■ **Exercise prompt**
Identify each line holding the string "quien" and copy it.

■ **Records supplied**
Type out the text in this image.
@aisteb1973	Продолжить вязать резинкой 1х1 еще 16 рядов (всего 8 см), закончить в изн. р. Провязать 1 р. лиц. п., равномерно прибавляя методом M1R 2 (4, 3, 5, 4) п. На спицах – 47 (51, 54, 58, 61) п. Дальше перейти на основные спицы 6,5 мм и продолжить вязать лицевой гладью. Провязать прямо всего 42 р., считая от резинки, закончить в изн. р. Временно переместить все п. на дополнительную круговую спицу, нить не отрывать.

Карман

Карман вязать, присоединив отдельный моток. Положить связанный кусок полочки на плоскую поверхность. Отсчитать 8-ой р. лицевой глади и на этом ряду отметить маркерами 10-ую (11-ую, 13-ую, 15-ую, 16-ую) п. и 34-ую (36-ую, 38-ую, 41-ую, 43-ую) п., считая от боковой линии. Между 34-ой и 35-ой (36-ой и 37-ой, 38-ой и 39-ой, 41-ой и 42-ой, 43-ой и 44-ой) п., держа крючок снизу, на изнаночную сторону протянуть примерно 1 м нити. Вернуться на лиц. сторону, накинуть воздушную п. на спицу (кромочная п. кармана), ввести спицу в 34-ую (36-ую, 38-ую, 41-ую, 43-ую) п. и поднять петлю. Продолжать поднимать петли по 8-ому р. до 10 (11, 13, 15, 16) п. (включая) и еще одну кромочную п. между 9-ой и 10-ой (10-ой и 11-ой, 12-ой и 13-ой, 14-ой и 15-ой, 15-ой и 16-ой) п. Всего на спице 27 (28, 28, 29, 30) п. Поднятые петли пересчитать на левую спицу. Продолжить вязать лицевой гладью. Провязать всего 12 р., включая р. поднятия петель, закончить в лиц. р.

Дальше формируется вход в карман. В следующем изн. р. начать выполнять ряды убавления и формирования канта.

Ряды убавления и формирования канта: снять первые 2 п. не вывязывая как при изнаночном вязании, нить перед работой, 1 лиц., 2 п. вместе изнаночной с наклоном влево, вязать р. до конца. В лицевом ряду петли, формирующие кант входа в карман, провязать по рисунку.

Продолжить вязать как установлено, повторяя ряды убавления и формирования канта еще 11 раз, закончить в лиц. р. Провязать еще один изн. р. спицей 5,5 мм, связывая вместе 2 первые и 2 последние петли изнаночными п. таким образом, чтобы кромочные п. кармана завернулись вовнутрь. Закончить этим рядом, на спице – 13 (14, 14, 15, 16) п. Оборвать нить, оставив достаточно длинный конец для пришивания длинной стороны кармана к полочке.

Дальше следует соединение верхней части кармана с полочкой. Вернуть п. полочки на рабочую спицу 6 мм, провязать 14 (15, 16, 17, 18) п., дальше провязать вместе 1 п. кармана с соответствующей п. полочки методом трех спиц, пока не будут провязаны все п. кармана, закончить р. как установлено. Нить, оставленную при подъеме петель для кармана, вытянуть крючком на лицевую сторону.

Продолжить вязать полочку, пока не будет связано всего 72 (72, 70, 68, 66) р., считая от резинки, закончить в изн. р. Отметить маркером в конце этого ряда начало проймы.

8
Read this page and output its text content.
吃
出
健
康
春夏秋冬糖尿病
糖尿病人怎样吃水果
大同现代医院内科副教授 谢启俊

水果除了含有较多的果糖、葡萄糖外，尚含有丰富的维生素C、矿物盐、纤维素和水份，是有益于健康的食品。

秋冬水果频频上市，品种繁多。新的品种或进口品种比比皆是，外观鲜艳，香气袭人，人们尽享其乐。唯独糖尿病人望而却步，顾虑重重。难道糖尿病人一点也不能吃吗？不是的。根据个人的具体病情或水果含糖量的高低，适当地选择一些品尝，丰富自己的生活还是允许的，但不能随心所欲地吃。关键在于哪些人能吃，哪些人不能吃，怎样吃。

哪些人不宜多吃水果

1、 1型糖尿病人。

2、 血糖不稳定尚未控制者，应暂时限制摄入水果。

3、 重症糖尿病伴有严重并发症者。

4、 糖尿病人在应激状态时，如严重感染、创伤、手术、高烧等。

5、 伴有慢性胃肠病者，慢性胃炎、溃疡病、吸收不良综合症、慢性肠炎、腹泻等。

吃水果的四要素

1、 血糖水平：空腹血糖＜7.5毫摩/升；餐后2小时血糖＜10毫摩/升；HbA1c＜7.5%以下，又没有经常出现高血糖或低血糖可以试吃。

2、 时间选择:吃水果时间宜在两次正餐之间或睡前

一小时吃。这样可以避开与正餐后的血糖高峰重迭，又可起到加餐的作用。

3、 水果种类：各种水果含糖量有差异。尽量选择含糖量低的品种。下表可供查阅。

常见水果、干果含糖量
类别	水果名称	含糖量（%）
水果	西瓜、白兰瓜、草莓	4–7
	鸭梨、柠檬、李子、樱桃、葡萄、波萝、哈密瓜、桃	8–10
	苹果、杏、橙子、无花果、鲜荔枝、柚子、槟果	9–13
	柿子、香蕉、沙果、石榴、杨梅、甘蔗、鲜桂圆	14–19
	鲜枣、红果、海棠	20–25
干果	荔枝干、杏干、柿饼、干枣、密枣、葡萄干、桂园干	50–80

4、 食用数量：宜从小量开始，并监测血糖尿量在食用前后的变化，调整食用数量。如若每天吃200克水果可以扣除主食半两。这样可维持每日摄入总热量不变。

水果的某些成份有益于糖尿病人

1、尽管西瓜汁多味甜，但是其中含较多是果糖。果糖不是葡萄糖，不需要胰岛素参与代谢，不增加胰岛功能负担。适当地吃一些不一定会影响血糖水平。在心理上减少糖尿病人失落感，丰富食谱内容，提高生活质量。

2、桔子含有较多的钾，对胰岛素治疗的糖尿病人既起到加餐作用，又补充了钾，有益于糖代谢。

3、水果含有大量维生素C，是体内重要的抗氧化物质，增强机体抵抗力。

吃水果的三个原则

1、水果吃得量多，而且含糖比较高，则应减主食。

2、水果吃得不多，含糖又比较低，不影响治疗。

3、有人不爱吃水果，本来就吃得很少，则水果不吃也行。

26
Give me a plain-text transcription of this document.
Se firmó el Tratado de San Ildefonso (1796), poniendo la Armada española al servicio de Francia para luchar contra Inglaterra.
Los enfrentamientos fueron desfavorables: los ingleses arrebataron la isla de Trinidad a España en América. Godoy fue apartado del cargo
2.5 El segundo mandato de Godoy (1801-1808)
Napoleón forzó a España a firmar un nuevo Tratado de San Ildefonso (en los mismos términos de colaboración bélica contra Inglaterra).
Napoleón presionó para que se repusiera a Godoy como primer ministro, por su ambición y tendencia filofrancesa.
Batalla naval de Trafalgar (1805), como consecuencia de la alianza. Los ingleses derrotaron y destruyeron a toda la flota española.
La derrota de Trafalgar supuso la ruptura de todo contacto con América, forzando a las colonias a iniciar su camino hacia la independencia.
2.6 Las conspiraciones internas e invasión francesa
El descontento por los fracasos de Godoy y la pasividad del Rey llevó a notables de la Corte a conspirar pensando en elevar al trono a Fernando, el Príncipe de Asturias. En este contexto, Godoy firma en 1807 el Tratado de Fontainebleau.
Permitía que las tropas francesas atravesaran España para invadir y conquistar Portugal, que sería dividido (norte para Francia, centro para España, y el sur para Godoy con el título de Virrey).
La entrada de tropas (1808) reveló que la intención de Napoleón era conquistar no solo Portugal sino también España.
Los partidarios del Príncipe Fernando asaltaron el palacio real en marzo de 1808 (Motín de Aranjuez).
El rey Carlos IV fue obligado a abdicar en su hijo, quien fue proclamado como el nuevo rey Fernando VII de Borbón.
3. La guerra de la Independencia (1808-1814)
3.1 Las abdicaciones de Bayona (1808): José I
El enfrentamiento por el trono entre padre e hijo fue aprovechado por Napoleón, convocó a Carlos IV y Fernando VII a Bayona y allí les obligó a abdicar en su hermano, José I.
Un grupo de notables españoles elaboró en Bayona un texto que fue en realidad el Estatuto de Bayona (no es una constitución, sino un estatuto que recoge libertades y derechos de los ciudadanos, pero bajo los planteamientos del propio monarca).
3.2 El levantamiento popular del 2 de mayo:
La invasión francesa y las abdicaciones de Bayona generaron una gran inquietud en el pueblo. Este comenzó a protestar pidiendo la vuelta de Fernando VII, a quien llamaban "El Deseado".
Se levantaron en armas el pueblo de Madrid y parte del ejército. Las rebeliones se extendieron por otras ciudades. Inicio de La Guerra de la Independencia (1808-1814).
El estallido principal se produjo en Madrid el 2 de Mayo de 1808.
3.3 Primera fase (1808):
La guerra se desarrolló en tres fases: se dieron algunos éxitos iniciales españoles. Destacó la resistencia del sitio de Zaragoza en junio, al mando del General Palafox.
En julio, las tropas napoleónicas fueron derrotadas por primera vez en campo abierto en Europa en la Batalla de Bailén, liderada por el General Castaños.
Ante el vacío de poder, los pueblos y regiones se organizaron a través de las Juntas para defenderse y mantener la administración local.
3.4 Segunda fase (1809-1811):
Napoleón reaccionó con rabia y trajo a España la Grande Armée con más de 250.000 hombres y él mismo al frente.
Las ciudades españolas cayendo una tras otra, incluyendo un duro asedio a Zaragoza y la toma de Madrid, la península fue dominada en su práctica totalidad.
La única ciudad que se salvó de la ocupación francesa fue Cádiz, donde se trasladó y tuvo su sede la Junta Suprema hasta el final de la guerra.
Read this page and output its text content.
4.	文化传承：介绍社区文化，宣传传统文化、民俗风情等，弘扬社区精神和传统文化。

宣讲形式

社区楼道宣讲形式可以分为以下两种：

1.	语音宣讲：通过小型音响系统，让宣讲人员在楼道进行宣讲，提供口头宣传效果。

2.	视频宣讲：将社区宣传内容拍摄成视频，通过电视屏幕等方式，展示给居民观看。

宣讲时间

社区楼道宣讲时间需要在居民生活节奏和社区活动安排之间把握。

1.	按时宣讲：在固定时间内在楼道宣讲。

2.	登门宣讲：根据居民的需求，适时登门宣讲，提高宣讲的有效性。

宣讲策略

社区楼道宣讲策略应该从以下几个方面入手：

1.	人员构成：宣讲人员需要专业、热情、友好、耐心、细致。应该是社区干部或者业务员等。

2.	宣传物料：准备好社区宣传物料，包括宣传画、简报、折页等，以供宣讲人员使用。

■ **Solution to this problem**
El rey Carlos IV fue obligado a abdicar en su hijo, quien fue proclamado como el nuevo rey Fernando VII de Borbón.
La invasión francesa y las abdicaciones de Bayona generaron una gran inquietud en el pueblo. Este comenzó a protestar pidiendo la vuelta de Fernando VII, a quien llamaban "El Deseado".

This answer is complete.